» **Work required**: Retype the rows below exactly as they appear, from the start of the rows through the line containing "menu-edit[interactable]: 编辑(E) —", inclusive.

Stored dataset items
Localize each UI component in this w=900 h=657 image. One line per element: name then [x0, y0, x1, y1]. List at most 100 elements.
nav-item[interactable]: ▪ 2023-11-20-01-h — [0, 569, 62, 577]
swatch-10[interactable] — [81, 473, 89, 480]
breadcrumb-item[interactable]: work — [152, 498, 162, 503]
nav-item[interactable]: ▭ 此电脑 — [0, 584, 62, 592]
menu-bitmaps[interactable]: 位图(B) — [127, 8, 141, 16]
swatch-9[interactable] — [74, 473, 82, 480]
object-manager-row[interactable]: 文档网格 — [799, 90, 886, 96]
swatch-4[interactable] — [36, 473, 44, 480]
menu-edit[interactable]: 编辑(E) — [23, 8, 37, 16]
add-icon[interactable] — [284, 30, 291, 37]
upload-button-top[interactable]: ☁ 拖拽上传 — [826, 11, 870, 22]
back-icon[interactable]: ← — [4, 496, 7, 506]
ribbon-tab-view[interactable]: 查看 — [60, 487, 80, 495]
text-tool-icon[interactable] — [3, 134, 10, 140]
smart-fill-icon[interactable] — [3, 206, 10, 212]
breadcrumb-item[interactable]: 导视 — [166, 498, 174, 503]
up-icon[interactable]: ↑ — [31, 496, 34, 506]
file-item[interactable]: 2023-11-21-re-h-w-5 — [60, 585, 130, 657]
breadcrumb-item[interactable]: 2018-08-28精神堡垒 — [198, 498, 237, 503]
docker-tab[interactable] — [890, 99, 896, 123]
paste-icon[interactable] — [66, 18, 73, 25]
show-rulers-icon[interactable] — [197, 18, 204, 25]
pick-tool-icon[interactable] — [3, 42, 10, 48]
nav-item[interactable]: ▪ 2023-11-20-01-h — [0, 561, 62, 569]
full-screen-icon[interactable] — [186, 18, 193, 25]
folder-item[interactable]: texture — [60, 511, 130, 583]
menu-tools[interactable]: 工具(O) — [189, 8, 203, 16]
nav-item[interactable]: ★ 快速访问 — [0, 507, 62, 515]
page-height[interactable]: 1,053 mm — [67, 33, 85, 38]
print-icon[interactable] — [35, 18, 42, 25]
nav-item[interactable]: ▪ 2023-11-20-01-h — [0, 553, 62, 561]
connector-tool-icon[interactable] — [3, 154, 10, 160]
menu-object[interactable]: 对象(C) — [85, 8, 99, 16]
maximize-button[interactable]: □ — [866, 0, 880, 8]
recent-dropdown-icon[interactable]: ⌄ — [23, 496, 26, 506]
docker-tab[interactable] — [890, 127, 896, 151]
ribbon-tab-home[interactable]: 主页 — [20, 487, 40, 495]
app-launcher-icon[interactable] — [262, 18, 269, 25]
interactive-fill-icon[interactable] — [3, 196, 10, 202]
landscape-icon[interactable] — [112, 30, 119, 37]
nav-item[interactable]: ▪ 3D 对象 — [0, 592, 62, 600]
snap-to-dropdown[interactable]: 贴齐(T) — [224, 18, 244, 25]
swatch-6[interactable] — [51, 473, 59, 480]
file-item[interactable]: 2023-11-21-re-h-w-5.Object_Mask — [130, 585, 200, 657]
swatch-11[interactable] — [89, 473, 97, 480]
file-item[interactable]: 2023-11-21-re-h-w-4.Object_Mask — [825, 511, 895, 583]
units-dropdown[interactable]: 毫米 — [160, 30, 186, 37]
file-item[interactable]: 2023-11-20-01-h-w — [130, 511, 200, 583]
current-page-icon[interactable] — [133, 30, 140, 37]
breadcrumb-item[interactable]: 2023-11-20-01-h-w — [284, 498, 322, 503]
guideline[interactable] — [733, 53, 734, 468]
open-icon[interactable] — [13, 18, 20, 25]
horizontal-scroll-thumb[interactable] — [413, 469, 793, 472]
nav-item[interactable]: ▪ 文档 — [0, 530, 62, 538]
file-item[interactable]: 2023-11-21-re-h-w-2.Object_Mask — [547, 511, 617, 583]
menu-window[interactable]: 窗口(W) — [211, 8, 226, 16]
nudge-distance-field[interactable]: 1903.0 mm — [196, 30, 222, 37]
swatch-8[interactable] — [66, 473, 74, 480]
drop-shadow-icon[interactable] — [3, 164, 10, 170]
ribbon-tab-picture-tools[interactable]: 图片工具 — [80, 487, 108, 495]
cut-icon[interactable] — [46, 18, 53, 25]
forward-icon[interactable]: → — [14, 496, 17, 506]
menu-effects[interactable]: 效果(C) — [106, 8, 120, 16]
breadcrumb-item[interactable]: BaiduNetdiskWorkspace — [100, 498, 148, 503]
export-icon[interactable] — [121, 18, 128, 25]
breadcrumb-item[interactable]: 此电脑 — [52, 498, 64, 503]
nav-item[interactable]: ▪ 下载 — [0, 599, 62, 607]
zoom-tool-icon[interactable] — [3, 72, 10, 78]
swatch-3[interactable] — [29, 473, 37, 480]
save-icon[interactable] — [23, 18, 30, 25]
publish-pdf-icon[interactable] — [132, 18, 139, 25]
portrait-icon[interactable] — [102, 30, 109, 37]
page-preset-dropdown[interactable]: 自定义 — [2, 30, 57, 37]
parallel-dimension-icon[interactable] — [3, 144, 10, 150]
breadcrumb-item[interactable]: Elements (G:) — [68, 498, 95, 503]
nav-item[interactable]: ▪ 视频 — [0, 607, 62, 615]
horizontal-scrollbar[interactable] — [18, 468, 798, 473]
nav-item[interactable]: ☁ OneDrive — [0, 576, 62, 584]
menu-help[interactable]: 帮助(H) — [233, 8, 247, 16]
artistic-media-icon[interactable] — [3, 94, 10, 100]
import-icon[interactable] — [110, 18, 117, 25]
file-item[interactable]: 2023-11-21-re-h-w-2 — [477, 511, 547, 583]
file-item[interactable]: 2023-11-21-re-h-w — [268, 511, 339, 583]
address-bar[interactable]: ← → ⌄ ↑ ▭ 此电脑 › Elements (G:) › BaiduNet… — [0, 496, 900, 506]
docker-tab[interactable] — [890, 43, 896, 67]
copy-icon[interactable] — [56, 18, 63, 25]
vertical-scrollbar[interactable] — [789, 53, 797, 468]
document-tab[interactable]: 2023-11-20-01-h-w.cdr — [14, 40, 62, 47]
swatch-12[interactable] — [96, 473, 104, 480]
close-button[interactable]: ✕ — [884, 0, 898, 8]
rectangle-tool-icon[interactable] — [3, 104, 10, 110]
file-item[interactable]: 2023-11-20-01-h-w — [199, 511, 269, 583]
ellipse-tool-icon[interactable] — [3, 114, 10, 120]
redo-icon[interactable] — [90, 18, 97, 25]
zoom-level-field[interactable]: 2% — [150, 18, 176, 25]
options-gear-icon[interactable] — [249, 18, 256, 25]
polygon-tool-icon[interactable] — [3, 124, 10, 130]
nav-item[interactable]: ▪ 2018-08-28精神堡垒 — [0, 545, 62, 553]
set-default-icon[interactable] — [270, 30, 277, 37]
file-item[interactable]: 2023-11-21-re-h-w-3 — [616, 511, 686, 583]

» **Response below**:
Localize each UI component in this w=900 h=657 image. One line per element: name then [x0, y0, x1, y1]. List at most 100 elements.
nav-item[interactable]: ▪ 2023-11-20-01-h — [0, 569, 62, 577]
swatch-10[interactable] — [81, 473, 89, 480]
breadcrumb-item[interactable]: work — [152, 498, 162, 503]
nav-item[interactable]: ▭ 此电脑 — [0, 584, 62, 592]
menu-bitmaps[interactable]: 位图(B) — [127, 8, 141, 16]
swatch-9[interactable] — [74, 473, 82, 480]
object-manager-row[interactable]: 文档网格 — [799, 90, 886, 96]
swatch-4[interactable] — [36, 473, 44, 480]
menu-edit[interactable]: 编辑(E) — [23, 8, 37, 16]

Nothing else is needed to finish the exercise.